## EXERCISE PROMPT
Substitute "Print" for "Output" in everything from the line containing "Enumerate the UI" down through the end of the data, keeping all else unchanged. Leave the pictures out of your answer.

** Begin DATASET ROWS **

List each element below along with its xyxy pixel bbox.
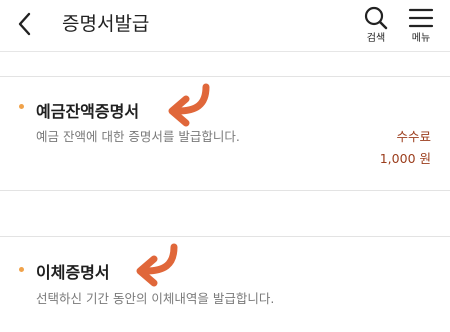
bullet-dot [19,104,24,109]
back-button[interactable] [14,10,38,38]
certificate-description: 선택하신 기간 동안의 이체내역을 발급합니다. [36,291,275,306]
certificate-title: 예금잔액증명서 [36,102,140,121]
chevron-left-icon [18,12,31,36]
menu-label: 메뉴 [411,33,431,44]
search-button[interactable]: 검색 [358,5,394,47]
certificate-item-balance[interactable]: 예금잔액증명서 예금 잔액에 대한 증명서를 발급합니다. 수수료 1,000 … [0,77,450,190]
search-icon [364,6,388,30]
pointer-arrow-icon [136,243,178,287]
page-title: 증명서발급 [62,13,150,35]
certificate-description: 예금 잔액에 대한 증명서를 발급합니다. [36,129,240,144]
spacer [0,53,450,76]
spacer [0,191,450,236]
certificate-item-transfer[interactable]: 이체증명서 선택하신 기간 동안의 이체내역을 발급합니다. [0,237,450,332]
app-header: 증명서발급 검색 메뉴 [0,0,450,52]
pointer-arrow-icon [168,83,210,127]
hamburger-menu-icon [408,8,434,28]
fee-amount: 1,000 원 [379,151,431,166]
fee-label: 수수료 [396,129,431,144]
certificate-title: 이체증명서 [36,263,110,282]
menu-button[interactable]: 메뉴 [403,5,439,47]
search-label: 검색 [366,33,386,44]
bullet-dot [19,267,24,272]
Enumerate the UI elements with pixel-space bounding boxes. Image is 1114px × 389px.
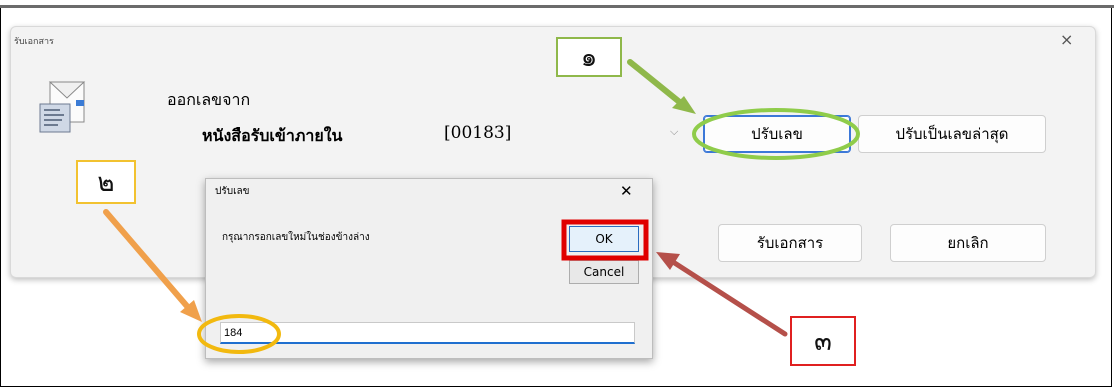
step1-arrow — [627, 59, 696, 114]
step1-callout: ๑ — [556, 37, 622, 77]
step2-callout: ๒ — [76, 160, 136, 204]
step3-arrow — [656, 252, 788, 337]
step2-arrow — [103, 209, 202, 322]
ok-button-highlight — [561, 219, 649, 261]
input-highlight — [197, 314, 281, 354]
adjust-button-highlight — [692, 108, 860, 160]
step3-callout: ๓ — [790, 316, 856, 366]
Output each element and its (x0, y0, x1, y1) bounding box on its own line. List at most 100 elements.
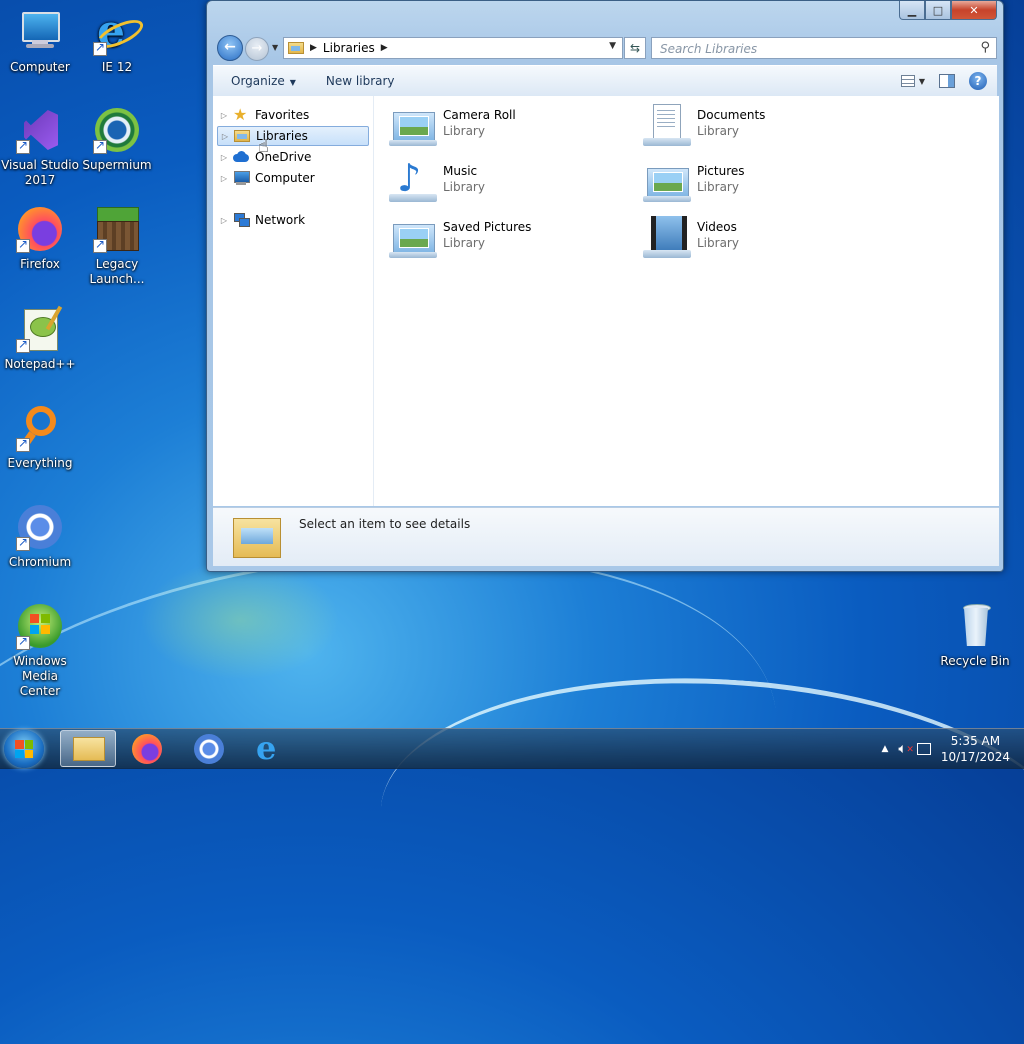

** End DATASET ROWS **

## THE RESPONSE
Enumerate the UI elements with pixel-space bounding boxes. Image is 1114px × 389px.
step1-arrow — [627, 59, 696, 114]
step1-callout: ๑ — [556, 37, 622, 77]
step2-callout: ๒ — [76, 160, 136, 204]
step3-arrow — [656, 252, 788, 337]
step2-arrow — [103, 209, 202, 322]
ok-button-highlight — [561, 219, 649, 261]
input-highlight — [197, 314, 281, 354]
adjust-button-highlight — [692, 108, 860, 160]
step3-callout: ๓ — [790, 316, 856, 366]
Print each element and its (x0, y0, x1, y1) bounding box on its own line. List at most 100 elements.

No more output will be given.